## PROBLEM TO SOLVE
In the entries below, count every line containing "JSON". Return the number and nothing else.
--- Start THE RECORDS ---
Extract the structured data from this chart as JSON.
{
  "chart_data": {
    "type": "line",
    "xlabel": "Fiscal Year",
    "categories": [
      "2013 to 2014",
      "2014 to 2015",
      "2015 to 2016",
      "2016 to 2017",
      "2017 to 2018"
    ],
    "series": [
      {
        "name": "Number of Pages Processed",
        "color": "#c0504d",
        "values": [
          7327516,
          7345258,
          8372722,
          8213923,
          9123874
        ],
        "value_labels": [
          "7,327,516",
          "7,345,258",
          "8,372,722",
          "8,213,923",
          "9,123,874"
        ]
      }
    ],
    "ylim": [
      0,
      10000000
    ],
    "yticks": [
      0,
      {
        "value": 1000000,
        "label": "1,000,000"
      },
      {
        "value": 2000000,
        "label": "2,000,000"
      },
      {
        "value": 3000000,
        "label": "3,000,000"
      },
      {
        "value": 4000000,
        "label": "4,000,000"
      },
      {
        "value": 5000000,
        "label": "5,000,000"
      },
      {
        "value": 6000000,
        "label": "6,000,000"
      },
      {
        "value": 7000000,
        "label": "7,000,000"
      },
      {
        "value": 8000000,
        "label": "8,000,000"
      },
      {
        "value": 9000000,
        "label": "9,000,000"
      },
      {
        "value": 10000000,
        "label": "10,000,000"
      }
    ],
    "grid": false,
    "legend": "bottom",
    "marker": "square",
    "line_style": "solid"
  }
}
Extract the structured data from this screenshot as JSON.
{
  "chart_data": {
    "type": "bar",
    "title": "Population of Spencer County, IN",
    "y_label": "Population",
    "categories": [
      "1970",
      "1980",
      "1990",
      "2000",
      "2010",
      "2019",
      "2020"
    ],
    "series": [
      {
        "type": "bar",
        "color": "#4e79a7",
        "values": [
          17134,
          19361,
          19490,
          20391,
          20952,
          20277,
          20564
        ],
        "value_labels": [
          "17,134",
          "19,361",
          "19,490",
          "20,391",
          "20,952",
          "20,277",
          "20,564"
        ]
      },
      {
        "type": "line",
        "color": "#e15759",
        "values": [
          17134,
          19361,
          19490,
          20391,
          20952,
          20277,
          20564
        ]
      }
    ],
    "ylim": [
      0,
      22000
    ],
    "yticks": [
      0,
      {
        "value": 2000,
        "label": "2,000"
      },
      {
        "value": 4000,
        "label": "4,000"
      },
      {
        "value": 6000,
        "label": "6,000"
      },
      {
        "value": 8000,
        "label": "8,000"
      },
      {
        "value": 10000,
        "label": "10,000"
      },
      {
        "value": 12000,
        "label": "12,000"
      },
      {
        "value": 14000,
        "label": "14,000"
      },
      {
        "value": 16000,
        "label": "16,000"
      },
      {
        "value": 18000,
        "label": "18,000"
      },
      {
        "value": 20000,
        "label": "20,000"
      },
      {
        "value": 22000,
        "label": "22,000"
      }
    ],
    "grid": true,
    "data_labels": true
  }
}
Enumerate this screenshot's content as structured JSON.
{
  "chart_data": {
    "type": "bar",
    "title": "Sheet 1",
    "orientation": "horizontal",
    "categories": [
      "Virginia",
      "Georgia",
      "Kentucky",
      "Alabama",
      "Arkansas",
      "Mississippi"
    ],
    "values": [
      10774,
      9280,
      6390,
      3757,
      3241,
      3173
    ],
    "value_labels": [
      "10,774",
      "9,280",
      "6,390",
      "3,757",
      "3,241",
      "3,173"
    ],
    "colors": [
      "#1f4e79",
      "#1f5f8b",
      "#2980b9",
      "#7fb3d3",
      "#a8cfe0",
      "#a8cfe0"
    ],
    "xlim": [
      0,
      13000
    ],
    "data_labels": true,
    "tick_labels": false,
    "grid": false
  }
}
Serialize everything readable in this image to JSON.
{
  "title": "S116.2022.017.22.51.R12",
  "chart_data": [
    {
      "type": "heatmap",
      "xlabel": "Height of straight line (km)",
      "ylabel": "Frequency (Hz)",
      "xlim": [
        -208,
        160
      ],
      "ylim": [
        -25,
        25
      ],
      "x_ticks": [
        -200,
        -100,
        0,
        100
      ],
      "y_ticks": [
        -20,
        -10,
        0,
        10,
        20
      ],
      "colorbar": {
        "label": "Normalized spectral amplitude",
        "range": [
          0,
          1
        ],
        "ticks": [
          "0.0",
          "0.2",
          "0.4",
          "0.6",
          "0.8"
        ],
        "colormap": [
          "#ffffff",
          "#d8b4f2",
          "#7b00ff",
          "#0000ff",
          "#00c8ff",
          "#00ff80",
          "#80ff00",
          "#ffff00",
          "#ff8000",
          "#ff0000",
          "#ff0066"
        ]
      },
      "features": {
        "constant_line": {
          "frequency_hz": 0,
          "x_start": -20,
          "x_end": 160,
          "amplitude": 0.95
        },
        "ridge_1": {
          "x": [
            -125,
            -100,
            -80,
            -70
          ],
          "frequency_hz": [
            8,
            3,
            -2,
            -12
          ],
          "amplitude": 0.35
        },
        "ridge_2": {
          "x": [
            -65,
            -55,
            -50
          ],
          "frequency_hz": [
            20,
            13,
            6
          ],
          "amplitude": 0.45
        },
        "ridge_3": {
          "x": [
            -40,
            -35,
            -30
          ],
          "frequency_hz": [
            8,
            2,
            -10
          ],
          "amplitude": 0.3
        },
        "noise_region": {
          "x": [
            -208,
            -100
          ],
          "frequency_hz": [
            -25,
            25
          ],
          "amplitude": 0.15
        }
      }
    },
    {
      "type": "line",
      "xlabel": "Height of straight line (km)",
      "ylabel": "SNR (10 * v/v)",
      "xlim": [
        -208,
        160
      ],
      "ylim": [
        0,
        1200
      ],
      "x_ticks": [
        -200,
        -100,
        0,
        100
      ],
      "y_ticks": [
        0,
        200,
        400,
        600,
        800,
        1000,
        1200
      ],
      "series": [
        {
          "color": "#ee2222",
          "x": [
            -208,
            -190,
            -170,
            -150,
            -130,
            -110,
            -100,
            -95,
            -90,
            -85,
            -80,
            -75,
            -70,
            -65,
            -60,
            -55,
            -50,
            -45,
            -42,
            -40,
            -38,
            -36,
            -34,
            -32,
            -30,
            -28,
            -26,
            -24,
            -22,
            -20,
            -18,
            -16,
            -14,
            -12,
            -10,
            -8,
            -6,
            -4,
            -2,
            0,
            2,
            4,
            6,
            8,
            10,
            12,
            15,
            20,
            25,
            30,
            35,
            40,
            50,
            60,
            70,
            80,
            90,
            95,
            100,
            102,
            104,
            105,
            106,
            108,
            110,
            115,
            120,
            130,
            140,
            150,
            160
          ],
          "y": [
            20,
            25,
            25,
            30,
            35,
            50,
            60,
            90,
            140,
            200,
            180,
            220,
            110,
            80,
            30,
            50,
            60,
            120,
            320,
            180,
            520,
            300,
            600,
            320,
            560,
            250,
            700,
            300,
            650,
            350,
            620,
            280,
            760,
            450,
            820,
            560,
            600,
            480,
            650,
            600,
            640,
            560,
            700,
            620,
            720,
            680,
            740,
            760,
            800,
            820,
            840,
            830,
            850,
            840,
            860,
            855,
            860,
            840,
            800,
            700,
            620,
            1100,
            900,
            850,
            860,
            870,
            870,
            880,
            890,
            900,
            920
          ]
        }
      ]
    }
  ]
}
--- End THE RECORDS ---
## FULL ANSWER
4